# WRITTEN EXERCISE:
Copy each line that holds "root".

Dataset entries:

-*-

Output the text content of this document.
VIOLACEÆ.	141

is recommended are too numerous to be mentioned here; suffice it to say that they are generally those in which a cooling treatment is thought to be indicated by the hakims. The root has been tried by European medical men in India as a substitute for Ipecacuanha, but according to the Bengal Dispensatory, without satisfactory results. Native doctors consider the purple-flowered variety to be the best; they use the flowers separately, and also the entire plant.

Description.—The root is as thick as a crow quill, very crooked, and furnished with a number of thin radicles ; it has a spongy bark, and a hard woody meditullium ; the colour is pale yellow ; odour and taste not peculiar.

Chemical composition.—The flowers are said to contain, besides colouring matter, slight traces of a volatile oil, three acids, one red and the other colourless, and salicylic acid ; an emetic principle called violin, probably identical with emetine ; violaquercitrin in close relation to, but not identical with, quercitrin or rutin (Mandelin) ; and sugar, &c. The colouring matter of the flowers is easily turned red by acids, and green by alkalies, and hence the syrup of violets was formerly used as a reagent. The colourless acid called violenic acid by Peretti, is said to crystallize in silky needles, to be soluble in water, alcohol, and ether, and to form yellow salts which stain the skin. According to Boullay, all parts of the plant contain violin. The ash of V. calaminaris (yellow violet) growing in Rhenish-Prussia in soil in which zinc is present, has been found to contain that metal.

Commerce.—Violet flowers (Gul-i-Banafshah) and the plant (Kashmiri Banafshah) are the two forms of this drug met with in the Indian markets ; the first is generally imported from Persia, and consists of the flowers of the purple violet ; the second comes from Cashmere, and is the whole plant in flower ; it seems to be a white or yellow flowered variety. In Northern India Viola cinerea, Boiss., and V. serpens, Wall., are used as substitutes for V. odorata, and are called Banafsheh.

-*-

# SOLUTION FOR THIS TASK:
is recommended are too numerous to be mentioned here; suffice it to say that they are generally those in which a cooling treatment is thought to be indicated by the hakims. The root has been tried by European medical men in India as a substitute for Ipecacuanha, but according to the Bengal Dispensatory, without satisfactory results. Native doctors consider the purple-flowered variety to be the best; they use the flowers separately, and also the entire plant.
Description.—The root is as thick as a crow quill, very crooked, and furnished with a number of thin radicles ; it has a spongy bark, and a hard woody meditullium ; the colour is pale yellow ; odour and taste not peculiar.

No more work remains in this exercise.